● DIRECTIVE: Scan the entries below and extract each line with the word "page" in it.

(Dataset records on visual material)

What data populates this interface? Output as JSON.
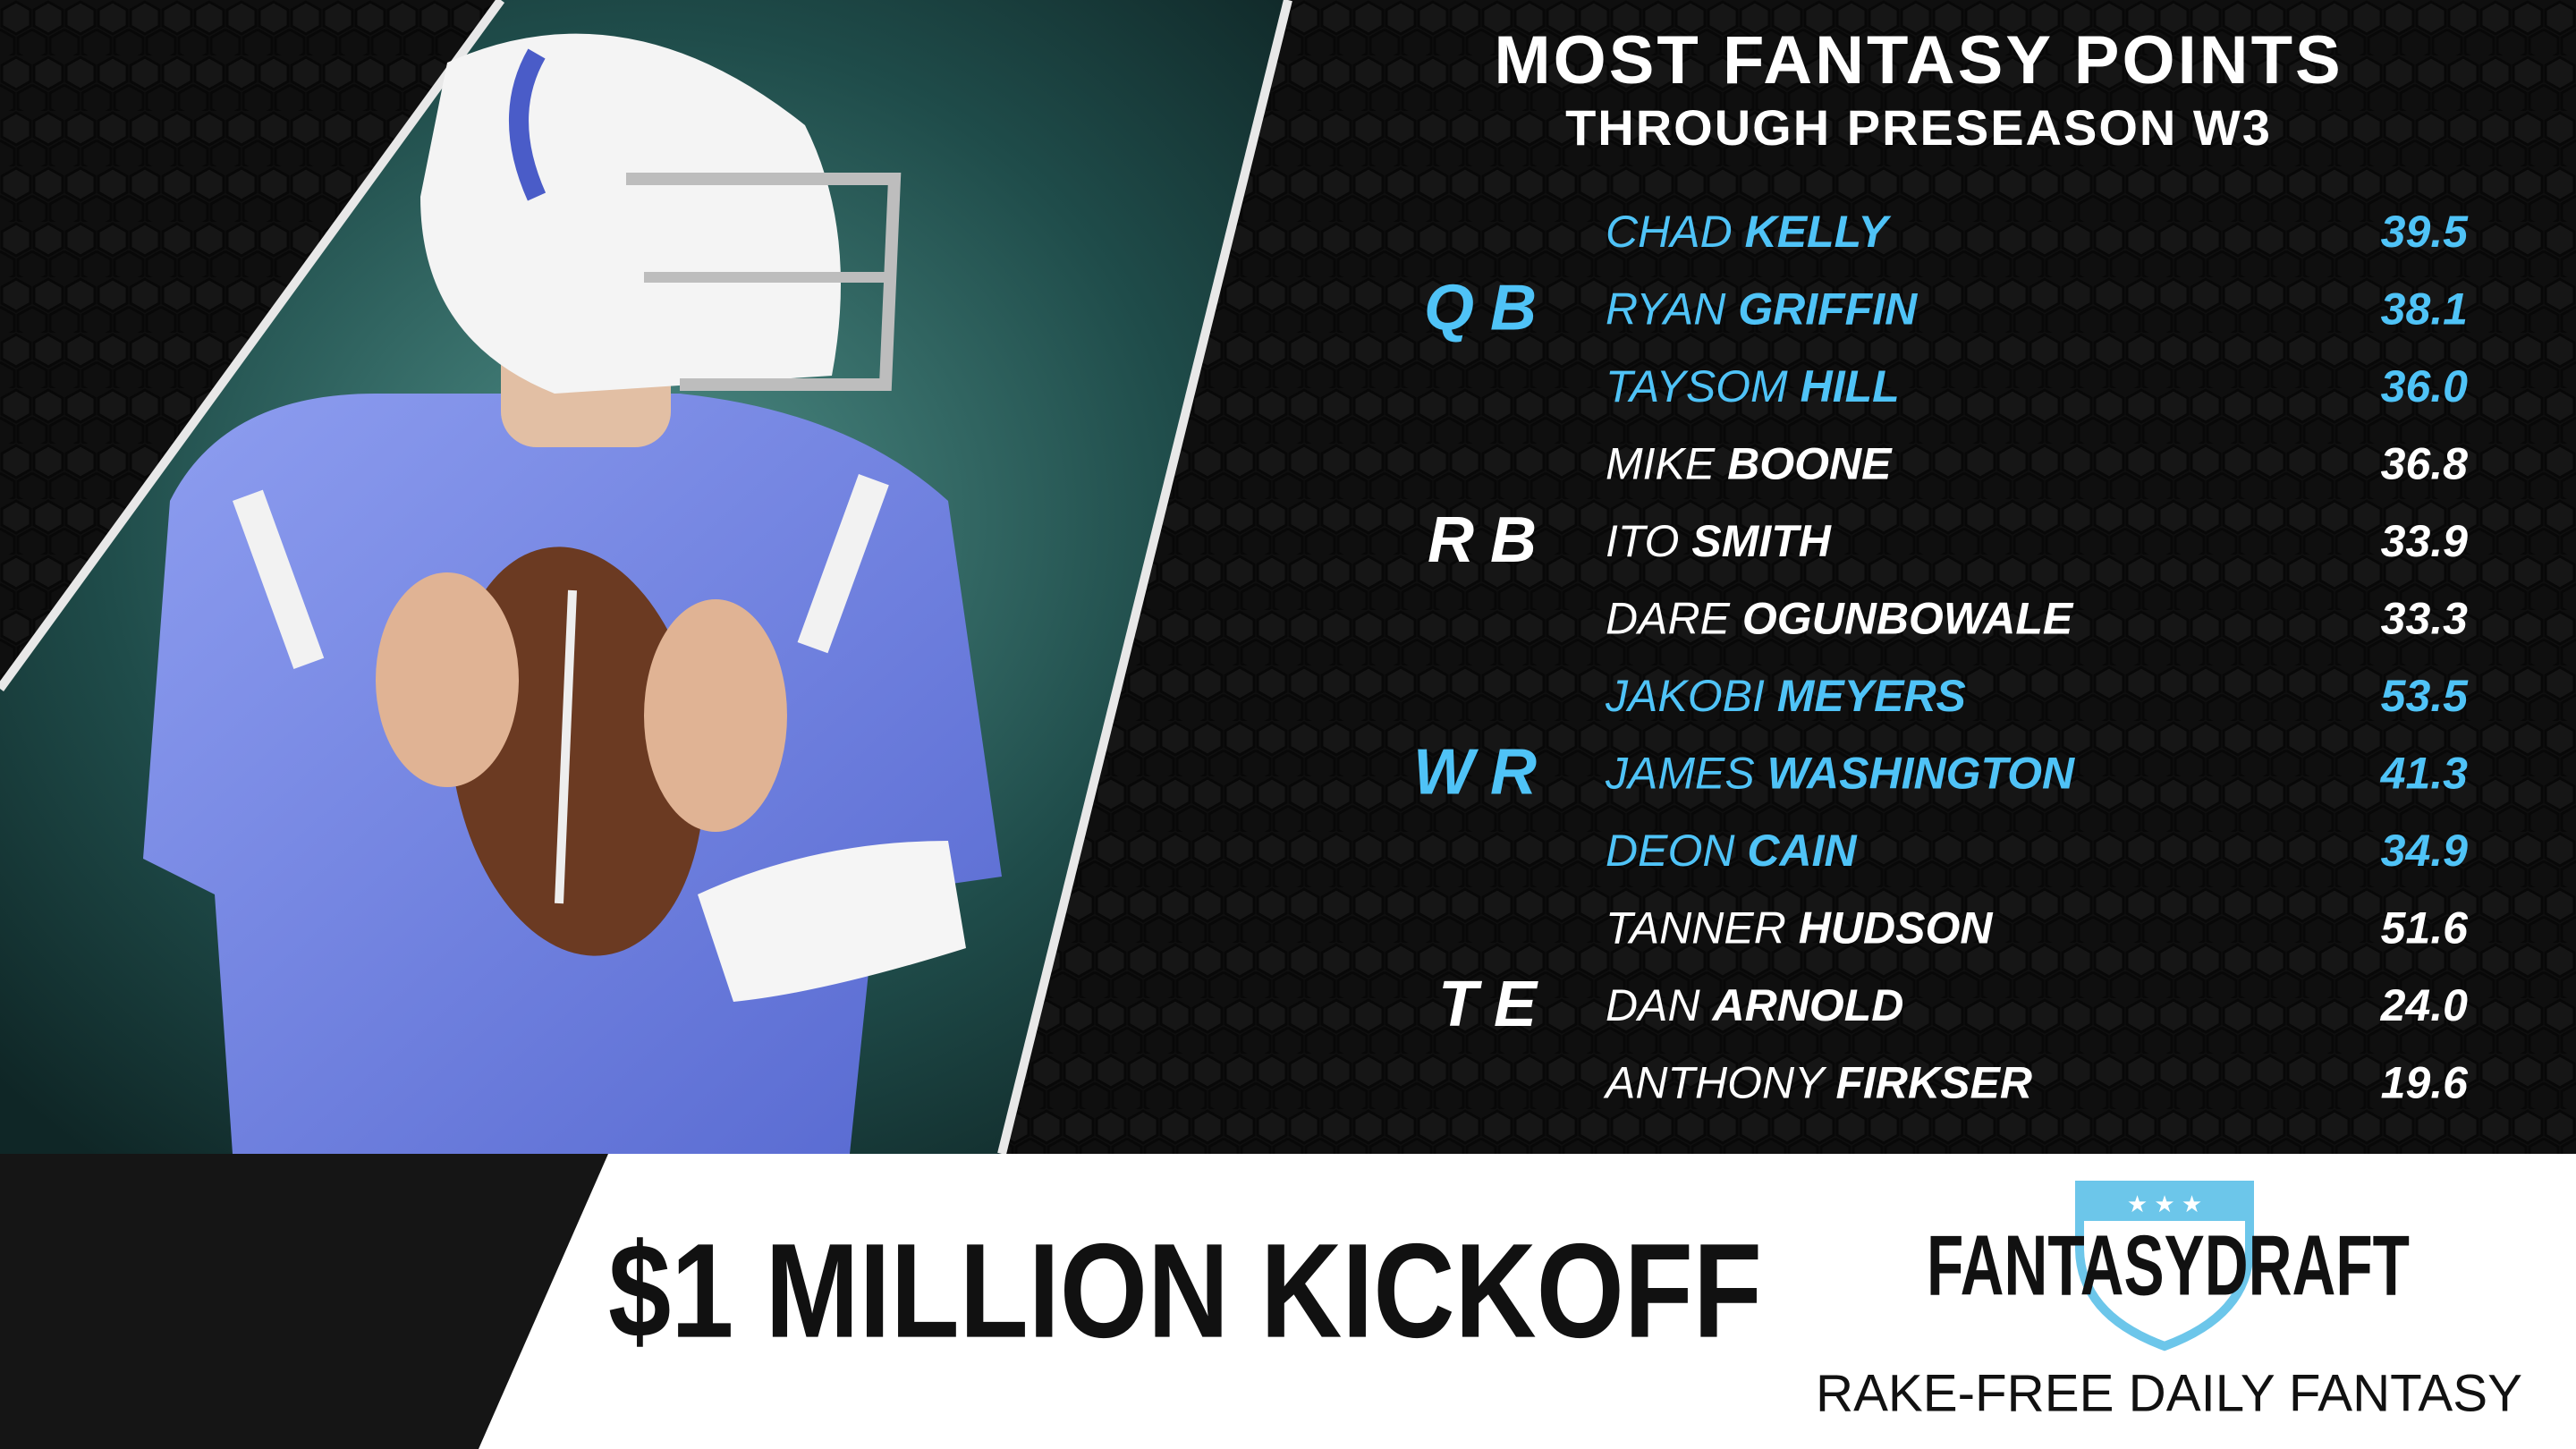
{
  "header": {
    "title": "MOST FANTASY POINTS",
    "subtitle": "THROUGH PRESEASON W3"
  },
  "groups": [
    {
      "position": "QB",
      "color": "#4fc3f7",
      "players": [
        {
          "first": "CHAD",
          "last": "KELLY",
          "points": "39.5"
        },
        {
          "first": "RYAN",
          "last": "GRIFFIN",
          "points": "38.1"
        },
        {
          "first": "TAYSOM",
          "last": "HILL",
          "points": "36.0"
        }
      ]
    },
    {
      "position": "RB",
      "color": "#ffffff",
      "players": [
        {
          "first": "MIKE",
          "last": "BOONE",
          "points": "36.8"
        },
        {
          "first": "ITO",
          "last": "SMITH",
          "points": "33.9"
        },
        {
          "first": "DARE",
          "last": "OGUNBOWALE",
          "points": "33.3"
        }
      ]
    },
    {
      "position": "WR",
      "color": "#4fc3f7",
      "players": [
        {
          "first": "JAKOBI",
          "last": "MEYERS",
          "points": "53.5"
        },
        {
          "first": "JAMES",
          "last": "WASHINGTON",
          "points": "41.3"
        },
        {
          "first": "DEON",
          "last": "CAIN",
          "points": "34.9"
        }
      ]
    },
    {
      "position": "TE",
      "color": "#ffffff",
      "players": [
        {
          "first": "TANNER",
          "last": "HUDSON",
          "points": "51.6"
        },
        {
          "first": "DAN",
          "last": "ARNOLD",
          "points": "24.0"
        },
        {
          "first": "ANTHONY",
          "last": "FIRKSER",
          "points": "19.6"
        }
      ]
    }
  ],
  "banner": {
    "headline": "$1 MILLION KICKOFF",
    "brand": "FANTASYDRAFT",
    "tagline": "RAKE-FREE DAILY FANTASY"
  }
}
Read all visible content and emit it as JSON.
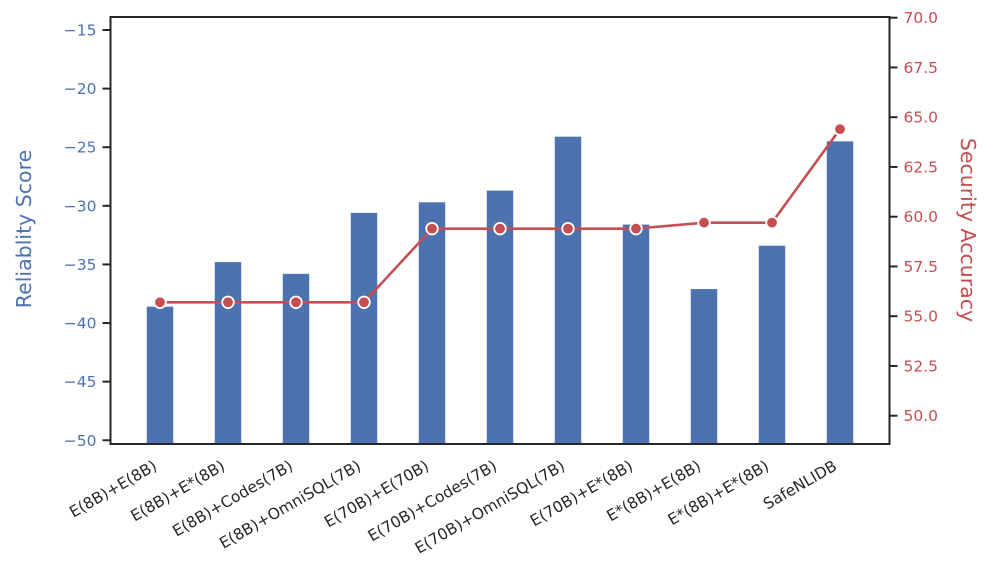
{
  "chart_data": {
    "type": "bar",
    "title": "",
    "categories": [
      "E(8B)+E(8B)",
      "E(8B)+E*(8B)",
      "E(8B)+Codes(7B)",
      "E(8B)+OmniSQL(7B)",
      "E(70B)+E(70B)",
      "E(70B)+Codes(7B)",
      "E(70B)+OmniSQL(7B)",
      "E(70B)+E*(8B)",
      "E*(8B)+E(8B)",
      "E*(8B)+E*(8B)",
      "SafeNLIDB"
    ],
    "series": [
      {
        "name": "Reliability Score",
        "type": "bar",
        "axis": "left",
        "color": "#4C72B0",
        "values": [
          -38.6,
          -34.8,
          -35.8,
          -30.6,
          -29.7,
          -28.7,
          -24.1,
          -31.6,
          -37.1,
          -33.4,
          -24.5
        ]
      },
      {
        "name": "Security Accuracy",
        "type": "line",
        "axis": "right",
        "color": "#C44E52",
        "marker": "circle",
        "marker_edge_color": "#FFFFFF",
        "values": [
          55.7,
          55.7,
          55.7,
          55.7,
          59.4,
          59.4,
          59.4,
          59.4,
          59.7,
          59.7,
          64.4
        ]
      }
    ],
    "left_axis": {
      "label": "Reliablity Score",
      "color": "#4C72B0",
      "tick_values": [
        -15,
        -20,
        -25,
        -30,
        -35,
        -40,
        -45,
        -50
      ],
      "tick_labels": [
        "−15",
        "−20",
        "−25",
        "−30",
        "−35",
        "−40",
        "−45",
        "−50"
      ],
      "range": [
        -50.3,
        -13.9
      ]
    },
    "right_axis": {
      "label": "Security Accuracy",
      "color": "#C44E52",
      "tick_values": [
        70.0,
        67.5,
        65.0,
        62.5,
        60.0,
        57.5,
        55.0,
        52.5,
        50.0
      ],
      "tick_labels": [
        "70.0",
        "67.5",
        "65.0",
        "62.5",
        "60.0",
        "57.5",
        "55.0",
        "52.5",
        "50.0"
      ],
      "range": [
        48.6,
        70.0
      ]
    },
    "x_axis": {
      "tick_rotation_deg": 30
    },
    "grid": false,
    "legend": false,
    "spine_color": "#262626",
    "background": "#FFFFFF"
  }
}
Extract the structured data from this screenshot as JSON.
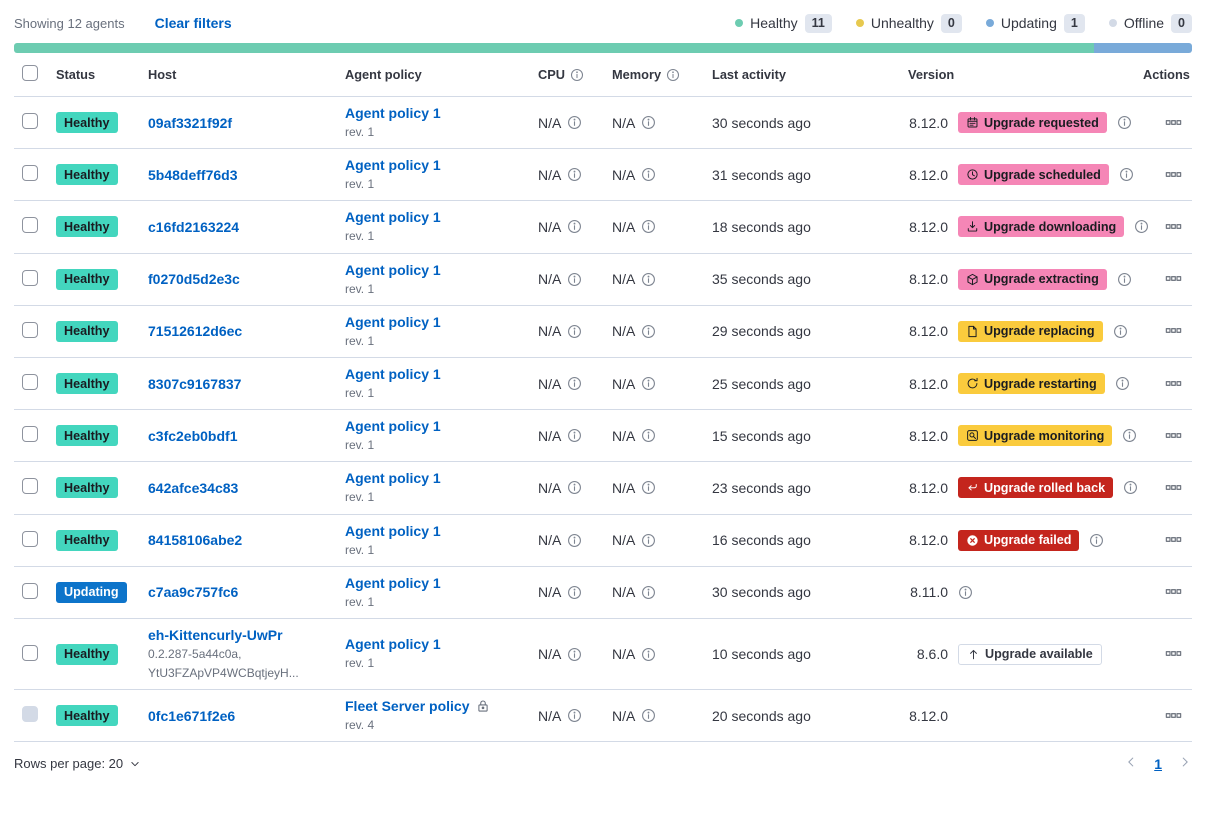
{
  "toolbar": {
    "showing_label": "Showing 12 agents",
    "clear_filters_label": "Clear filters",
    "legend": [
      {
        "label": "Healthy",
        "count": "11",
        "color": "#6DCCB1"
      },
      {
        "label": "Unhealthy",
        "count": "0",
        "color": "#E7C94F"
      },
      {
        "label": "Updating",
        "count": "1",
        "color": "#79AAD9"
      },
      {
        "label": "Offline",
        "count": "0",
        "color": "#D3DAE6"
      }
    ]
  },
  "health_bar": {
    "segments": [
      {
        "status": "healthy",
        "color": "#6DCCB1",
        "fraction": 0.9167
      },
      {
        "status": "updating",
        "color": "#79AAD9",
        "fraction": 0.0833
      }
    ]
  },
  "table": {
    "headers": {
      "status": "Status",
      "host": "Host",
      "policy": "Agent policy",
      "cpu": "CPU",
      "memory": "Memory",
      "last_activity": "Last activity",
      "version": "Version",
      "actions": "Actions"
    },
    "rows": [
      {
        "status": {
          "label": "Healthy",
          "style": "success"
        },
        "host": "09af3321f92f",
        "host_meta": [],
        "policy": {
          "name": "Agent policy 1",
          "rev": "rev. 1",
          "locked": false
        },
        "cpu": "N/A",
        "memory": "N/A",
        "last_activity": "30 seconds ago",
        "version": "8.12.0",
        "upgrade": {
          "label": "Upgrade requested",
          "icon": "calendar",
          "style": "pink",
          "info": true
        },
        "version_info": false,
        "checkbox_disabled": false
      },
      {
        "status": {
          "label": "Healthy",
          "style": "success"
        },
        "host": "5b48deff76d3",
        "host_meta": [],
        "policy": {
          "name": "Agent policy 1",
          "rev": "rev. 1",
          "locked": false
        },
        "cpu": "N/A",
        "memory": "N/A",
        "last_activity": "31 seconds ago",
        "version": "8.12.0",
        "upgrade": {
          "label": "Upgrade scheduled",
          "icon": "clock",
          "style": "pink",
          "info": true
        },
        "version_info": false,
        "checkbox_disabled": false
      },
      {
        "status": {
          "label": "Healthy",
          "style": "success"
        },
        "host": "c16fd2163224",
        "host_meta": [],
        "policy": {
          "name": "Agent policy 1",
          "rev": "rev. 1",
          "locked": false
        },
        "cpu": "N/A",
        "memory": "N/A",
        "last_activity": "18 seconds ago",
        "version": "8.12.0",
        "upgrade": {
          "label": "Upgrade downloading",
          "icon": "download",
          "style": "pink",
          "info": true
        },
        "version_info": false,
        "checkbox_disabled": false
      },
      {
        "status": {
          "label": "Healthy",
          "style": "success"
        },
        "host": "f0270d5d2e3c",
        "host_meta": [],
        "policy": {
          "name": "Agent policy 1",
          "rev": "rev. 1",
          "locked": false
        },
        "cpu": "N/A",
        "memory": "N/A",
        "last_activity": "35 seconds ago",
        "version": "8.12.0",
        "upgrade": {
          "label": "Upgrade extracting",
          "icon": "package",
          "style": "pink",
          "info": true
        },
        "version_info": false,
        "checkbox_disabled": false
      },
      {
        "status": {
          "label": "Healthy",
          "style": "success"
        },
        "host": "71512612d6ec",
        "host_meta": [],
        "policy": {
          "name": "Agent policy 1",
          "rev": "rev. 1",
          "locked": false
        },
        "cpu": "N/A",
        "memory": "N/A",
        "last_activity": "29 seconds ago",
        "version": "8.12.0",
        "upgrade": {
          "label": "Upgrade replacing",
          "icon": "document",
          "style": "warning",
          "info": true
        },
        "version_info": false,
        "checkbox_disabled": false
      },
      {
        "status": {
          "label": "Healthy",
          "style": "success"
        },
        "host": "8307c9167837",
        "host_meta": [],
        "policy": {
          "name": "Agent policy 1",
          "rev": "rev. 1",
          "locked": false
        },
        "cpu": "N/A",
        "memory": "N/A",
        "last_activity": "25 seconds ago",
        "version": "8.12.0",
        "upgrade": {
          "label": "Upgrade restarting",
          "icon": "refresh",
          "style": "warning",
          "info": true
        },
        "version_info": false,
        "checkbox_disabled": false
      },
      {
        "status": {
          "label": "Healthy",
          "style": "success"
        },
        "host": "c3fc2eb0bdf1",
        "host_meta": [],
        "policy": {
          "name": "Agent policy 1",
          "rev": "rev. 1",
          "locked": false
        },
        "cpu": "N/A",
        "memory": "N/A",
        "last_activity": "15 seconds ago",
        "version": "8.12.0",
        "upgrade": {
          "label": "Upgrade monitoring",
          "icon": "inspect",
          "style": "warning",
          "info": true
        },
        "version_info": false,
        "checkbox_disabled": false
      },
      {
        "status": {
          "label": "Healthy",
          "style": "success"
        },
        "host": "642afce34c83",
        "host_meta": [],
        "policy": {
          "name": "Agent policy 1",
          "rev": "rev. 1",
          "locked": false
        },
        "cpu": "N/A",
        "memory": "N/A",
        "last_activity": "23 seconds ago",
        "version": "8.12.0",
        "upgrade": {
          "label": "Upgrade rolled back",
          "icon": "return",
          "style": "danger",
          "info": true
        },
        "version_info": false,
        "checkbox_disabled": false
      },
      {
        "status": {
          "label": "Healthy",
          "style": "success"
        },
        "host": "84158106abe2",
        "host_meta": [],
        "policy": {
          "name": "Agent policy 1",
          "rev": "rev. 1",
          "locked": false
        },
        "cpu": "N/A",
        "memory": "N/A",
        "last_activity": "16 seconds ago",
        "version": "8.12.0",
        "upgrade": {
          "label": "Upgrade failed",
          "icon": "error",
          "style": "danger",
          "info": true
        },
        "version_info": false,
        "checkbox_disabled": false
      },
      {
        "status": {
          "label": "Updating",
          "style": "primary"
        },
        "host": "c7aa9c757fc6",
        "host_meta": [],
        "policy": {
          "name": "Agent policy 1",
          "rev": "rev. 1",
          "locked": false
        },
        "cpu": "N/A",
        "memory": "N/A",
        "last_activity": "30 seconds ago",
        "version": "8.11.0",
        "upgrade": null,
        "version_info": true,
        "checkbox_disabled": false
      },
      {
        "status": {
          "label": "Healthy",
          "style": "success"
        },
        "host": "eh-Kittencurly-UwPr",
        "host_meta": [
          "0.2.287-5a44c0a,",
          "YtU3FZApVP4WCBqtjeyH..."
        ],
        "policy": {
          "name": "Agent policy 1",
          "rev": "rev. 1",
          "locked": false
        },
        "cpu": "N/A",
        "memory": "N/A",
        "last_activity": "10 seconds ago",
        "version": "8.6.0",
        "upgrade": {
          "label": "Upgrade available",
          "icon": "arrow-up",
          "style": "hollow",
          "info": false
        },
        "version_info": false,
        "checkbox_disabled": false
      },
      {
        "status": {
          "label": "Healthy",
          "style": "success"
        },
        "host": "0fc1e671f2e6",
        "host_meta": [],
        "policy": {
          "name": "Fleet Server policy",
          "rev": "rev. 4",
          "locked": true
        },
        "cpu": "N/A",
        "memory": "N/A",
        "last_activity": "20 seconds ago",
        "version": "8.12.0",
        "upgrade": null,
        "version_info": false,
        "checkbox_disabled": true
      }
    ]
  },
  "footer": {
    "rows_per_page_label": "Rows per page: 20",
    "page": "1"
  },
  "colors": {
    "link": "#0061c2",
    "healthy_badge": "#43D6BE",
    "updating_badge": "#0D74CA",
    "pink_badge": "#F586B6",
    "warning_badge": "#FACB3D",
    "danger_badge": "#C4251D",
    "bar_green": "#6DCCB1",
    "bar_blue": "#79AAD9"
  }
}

● ANSWER TO THE PROBLEM:
    "rows_per_page_label": "Rows per page: 20",
    "page": "1"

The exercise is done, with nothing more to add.